● Job:
Repeat the listing in full, preserving every character.

● Data extracted from a collection:
▬▬▬▬▬▬
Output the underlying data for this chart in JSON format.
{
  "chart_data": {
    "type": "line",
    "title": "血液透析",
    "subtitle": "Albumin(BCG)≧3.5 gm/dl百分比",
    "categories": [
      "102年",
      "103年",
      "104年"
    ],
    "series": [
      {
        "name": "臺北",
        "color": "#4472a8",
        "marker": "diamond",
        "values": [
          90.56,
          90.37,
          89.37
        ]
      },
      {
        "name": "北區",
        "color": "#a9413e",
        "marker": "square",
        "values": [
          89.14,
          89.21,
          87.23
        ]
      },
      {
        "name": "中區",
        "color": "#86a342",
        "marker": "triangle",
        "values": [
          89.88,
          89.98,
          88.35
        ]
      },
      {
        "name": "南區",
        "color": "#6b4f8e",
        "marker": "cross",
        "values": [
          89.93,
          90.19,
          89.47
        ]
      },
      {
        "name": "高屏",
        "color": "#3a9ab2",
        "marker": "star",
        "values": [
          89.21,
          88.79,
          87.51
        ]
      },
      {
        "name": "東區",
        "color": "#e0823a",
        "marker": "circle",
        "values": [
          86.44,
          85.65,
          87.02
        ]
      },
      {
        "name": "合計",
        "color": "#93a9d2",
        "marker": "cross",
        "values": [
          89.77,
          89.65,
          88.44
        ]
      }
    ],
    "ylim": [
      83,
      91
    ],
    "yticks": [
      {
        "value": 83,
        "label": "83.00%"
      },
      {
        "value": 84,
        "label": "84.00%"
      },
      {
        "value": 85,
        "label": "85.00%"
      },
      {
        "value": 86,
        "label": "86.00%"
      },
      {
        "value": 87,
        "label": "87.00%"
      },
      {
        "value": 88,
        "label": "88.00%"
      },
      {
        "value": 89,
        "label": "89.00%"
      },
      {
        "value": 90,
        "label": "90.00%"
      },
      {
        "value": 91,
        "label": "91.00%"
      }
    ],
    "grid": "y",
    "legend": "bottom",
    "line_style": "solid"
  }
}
▬▬▬▬▬▬
● Answer to the exercise:
Output the underlying data for this chart in JSON format.
{
  "chart_data": {
    "type": "line",
    "title": "血液透析",
    "subtitle": "Albumin(BCG)≧3.5 gm/dl百分比",
    "categories": [
      "102年",
      "103年",
      "104年"
    ],
    "series": [
      {
        "name": "臺北",
        "color": "#4472a8",
        "marker": "diamond",
        "values": [
          90.56,
          90.37,
          89.37
        ]
      },
      {
        "name": "北區",
        "color": "#a9413e",
        "marker": "square",
        "values": [
          89.14,
          89.21,
          87.23
        ]
      },
      {
        "name": "中區",
        "color": "#86a342",
        "marker": "triangle",
        "values": [
          89.88,
          89.98,
          88.35
        ]
      },
      {
        "name": "南區",
        "color": "#6b4f8e",
        "marker": "cross",
        "values": [
          89.93,
          90.19,
          89.47
        ]
      },
      {
        "name": "高屏",
        "color": "#3a9ab2",
        "marker": "star",
        "values": [
          89.21,
          88.79,
          87.51
        ]
      },
      {
        "name": "東區",
        "color": "#e0823a",
        "marker": "circle",
        "values": [
          86.44,
          85.65,
          87.02
        ]
      },
      {
        "name": "合計",
        "color": "#93a9d2",
        "marker": "cross",
        "values": [
          89.77,
          89.65,
          88.44
        ]
      }
    ],
    "ylim": [
      83,
      91
    ],
    "yticks": [
      {
        "value": 83,
        "label": "83.00%"
      },
      {
        "value": 84,
        "label": "84.00%"
      },
      {
        "value": 85,
        "label": "85.00%"
      },
      {
        "value": 86,
        "label": "86.00%"
      },
      {
        "value": 87,
        "label": "87.00%"
      },
      {
        "value": 88,
        "label": "88.00%"
      },
      {
        "value": 89,
        "label": "89.00%"
      },
      {
        "value": 90,
        "label": "90.00%"
      },
      {
        "value": 91,
        "label": "91.00%"
      }
    ],
    "grid": "y",
    "legend": "bottom",
    "line_style": "solid"
  }
}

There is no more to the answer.